— START OF Recorded data —
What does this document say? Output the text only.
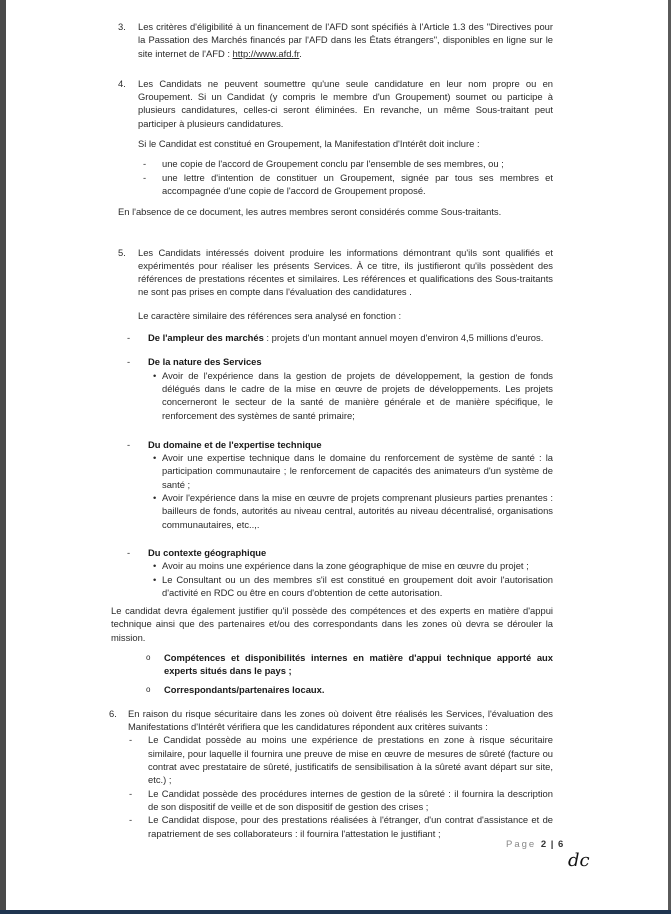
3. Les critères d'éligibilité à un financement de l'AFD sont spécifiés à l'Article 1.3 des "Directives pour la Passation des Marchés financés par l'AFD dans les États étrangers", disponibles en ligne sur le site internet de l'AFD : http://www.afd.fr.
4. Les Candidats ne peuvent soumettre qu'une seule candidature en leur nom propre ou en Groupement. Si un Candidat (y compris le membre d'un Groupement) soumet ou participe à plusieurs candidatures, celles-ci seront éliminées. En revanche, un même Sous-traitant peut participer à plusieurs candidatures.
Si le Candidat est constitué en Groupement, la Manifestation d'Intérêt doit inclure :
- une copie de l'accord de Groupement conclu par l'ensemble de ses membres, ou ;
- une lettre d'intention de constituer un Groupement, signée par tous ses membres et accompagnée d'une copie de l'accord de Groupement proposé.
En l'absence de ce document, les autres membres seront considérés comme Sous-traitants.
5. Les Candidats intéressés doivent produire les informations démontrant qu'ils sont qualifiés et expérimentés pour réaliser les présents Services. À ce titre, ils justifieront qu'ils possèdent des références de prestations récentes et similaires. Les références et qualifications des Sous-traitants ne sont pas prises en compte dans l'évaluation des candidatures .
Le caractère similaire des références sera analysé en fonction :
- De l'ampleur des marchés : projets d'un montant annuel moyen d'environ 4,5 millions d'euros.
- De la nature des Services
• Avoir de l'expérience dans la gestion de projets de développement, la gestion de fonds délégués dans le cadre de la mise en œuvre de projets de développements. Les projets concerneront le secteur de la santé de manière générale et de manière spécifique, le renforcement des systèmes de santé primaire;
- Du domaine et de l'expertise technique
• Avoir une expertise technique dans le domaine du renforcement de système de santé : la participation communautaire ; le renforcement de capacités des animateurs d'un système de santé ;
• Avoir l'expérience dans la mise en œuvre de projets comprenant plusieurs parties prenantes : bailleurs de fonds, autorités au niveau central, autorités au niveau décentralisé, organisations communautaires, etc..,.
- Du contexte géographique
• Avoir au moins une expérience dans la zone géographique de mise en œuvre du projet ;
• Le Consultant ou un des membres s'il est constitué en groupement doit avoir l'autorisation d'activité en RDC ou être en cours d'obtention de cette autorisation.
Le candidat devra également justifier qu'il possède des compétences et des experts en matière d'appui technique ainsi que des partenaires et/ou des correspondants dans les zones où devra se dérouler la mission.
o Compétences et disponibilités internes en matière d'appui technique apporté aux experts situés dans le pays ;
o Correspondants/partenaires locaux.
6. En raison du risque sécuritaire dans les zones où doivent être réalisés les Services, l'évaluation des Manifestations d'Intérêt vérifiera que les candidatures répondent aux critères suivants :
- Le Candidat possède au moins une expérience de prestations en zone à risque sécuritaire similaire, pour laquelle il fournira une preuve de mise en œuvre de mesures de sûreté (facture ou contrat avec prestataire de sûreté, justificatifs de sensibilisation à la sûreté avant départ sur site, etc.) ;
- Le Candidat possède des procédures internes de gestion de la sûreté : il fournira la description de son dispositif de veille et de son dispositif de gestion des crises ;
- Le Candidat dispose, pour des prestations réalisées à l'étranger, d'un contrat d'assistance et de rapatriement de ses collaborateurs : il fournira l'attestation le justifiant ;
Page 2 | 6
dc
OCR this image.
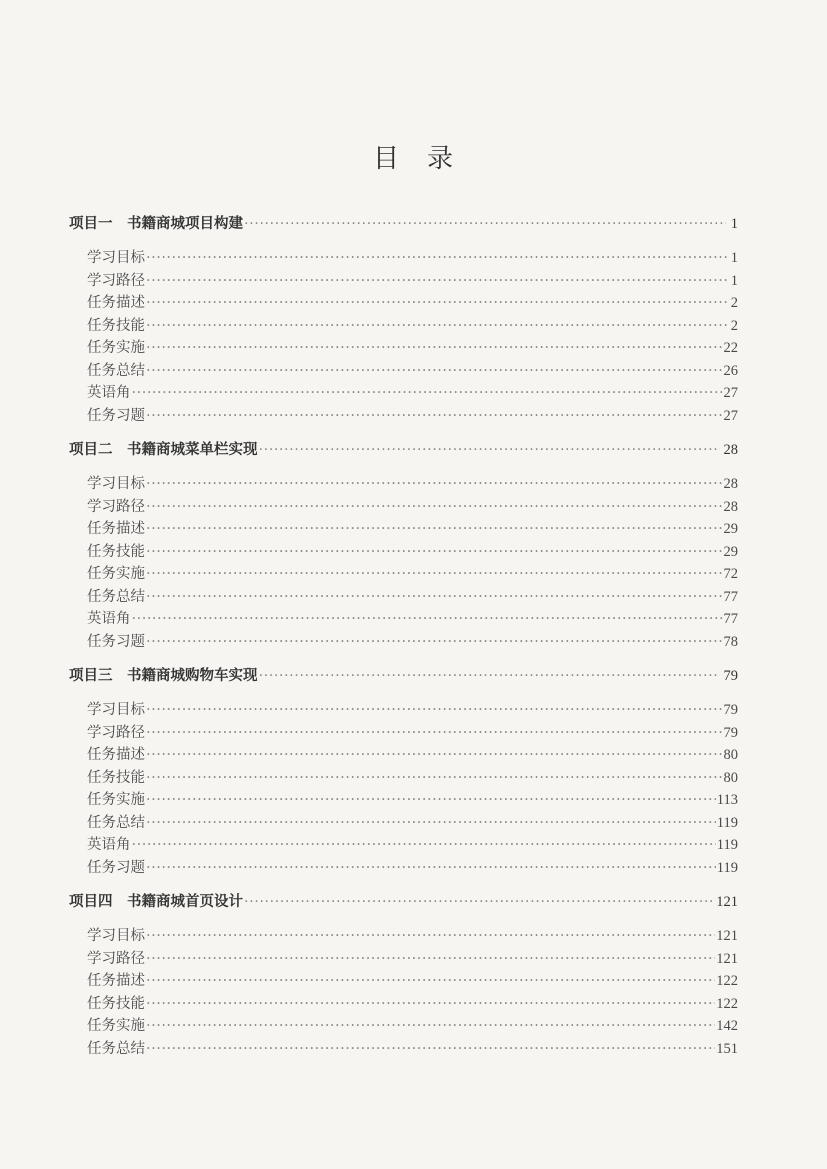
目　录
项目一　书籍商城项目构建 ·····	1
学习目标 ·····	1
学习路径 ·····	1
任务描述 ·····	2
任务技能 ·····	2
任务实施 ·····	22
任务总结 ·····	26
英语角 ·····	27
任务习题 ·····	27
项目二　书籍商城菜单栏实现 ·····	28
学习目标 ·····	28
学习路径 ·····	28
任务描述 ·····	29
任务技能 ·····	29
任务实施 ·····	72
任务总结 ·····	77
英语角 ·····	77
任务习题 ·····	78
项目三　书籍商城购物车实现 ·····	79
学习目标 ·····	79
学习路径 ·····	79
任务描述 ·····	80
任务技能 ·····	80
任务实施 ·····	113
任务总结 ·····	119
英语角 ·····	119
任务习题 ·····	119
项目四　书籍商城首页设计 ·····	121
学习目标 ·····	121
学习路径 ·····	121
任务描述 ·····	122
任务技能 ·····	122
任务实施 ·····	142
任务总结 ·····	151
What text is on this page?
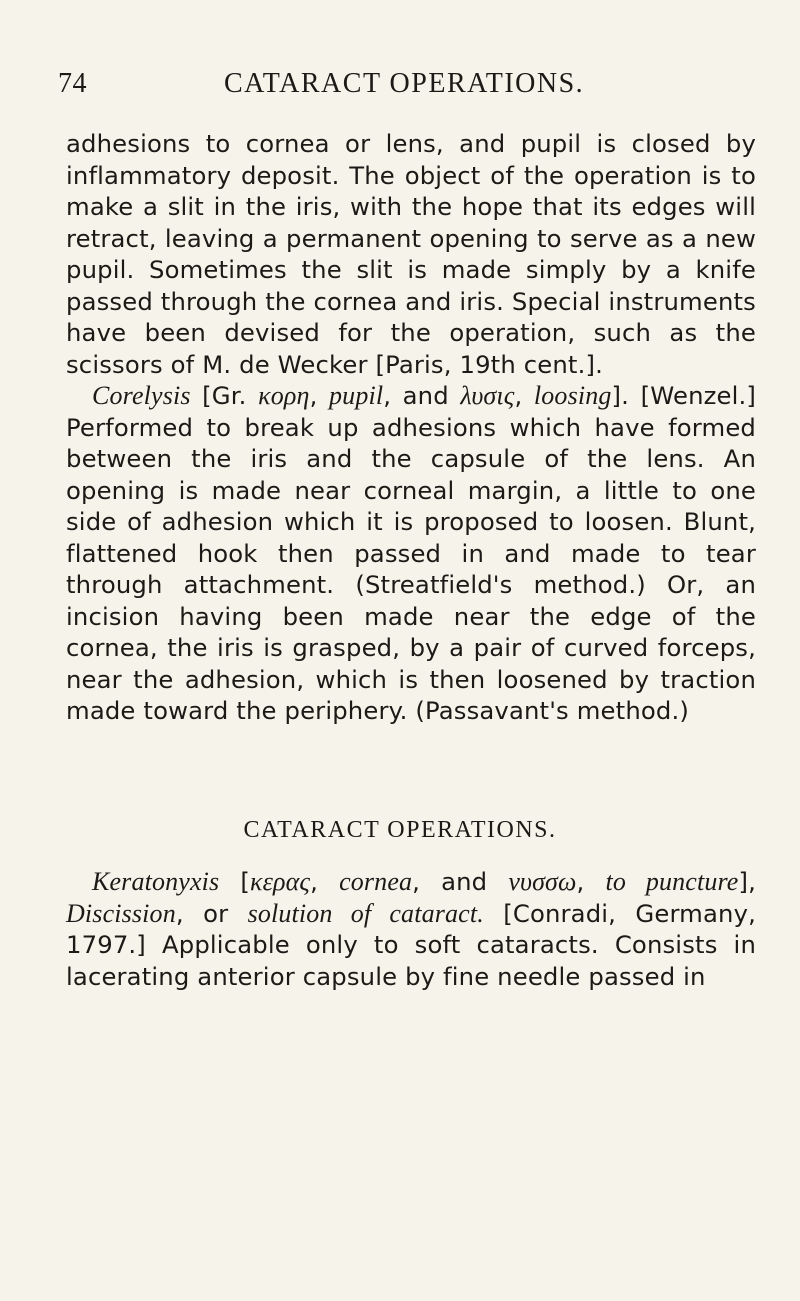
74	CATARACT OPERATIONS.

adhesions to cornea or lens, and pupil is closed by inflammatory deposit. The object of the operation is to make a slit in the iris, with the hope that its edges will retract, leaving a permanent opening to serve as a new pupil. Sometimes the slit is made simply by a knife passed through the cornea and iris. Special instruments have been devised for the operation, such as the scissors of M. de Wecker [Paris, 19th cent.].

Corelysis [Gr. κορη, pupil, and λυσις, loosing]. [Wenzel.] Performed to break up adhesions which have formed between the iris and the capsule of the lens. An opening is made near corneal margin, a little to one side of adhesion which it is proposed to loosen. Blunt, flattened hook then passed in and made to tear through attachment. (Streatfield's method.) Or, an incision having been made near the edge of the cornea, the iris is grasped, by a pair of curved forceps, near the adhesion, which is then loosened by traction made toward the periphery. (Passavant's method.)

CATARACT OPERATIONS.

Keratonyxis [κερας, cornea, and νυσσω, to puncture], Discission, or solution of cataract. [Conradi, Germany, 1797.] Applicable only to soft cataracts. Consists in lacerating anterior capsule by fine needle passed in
— END OF Recorded data —
What is required
Every record above should be transcribed exactly; the pictures stay out of the copy.

Result of the task
What does this document say? Output the text only.
3. Les critères d'éligibilité à un financement de l'AFD sont spécifiés à l'Article 1.3 des "Directives pour la Passation des Marchés financés par l'AFD dans les États étrangers", disponibles en ligne sur le site internet de l'AFD : http://www.afd.fr.
4. Les Candidats ne peuvent soumettre qu'une seule candidature en leur nom propre ou en Groupement. Si un Candidat (y compris le membre d'un Groupement) soumet ou participe à plusieurs candidatures, celles-ci seront éliminées. En revanche, un même Sous-traitant peut participer à plusieurs candidatures.
Si le Candidat est constitué en Groupement, la Manifestation d'Intérêt doit inclure :
- une copie de l'accord de Groupement conclu par l'ensemble de ses membres, ou ;
- une lettre d'intention de constituer un Groupement, signée par tous ses membres et accompagnée d'une copie de l'accord de Groupement proposé.
En l'absence de ce document, les autres membres seront considérés comme Sous-traitants.
5. Les Candidats intéressés doivent produire les informations démontrant qu'ils sont qualifiés et expérimentés pour réaliser les présents Services. À ce titre, ils justifieront qu'ils possèdent des références de prestations récentes et similaires. Les références et qualifications des Sous-traitants ne sont pas prises en compte dans l'évaluation des candidatures .
Le caractère similaire des références sera analysé en fonction :
- De l'ampleur des marchés : projets d'un montant annuel moyen d'environ 4,5 millions d'euros.
- De la nature des Services
• Avoir de l'expérience dans la gestion de projets de développement, la gestion de fonds délégués dans le cadre de la mise en œuvre de projets de développements. Les projets concerneront le secteur de la santé de manière générale et de manière spécifique, le renforcement des systèmes de santé primaire;
- Du domaine et de l'expertise technique
• Avoir une expertise technique dans le domaine du renforcement de système de santé : la participation communautaire ; le renforcement de capacités des animateurs d'un système de santé ;
• Avoir l'expérience dans la mise en œuvre de projets comprenant plusieurs parties prenantes : bailleurs de fonds, autorités au niveau central, autorités au niveau décentralisé, organisations communautaires, etc..,.
- Du contexte géographique
• Avoir au moins une expérience dans la zone géographique de mise en œuvre du projet ;
• Le Consultant ou un des membres s'il est constitué en groupement doit avoir l'autorisation d'activité en RDC ou être en cours d'obtention de cette autorisation.
Le candidat devra également justifier qu'il possède des compétences et des experts en matière d'appui technique ainsi que des partenaires et/ou des correspondants dans les zones où devra se dérouler la mission.
o Compétences et disponibilités internes en matière d'appui technique apporté aux experts situés dans le pays ;
o Correspondants/partenaires locaux.
6. En raison du risque sécuritaire dans les zones où doivent être réalisés les Services, l'évaluation des Manifestations d'Intérêt vérifiera que les candidatures répondent aux critères suivants :
- Le Candidat possède au moins une expérience de prestations en zone à risque sécuritaire similaire, pour laquelle il fournira une preuve de mise en œuvre de mesures de sûreté (facture ou contrat avec prestataire de sûreté, justificatifs de sensibilisation à la sûreté avant départ sur site, etc.) ;
- Le Candidat possède des procédures internes de gestion de la sûreté : il fournira la description de son dispositif de veille et de son dispositif de gestion des crises ;
- Le Candidat dispose, pour des prestations réalisées à l'étranger, d'un contrat d'assistance et de rapatriement de ses collaborateurs : il fournira l'attestation le justifiant ;
Page 2 | 6
dc
OCR this image.
目　录
项目一　书籍商城项目构建 ·····	1
学习目标 ·····	1
学习路径 ·····	1
任务描述 ·····	2
任务技能 ·····	2
任务实施 ·····	22
任务总结 ·····	26
英语角 ·····	27
任务习题 ·····	27
项目二　书籍商城菜单栏实现 ·····	28
学习目标 ·····	28
学习路径 ·····	28
任务描述 ·····	29
任务技能 ·····	29
任务实施 ·····	72
任务总结 ·····	77
英语角 ·····	77
任务习题 ·····	78
项目三　书籍商城购物车实现 ·····	79
学习目标 ·····	79
学习路径 ·····	79
任务描述 ·····	80
任务技能 ·····	80
任务实施 ·····	113
任务总结 ·····	119
英语角 ·····	119
任务习题 ·····	119
项目四　书籍商城首页设计 ·····	121
学习目标 ·····	121
学习路径 ·····	121
任务描述 ·····	122
任务技能 ·····	122
任务实施 ·····	142
任务总结 ·····	151
What text is on this page?
74	CATARACT OPERATIONS.

adhesions to cornea or lens, and pupil is closed by inflammatory deposit. The object of the operation is to make a slit in the iris, with the hope that its edges will retract, leaving a permanent opening to serve as a new pupil. Sometimes the slit is made simply by a knife passed through the cornea and iris. Special instruments have been devised for the operation, such as the scissors of M. de Wecker [Paris, 19th cent.].

Corelysis [Gr. κορη, pupil, and λυσις, loosing]. [Wenzel.] Performed to break up adhesions which have formed between the iris and the capsule of the lens. An opening is made near corneal margin, a little to one side of adhesion which it is proposed to loosen. Blunt, flattened hook then passed in and made to tear through attachment. (Streatfield's method.) Or, an incision having been made near the edge of the cornea, the iris is grasped, by a pair of curved forceps, near the adhesion, which is then loosened by traction made toward the periphery. (Passavant's method.)

CATARACT OPERATIONS.

Keratonyxis [κερας, cornea, and νυσσω, to puncture], Discission, or solution of cataract. [Conradi, Germany, 1797.] Applicable only to soft cataracts. Consists in lacerating anterior capsule by fine needle passed in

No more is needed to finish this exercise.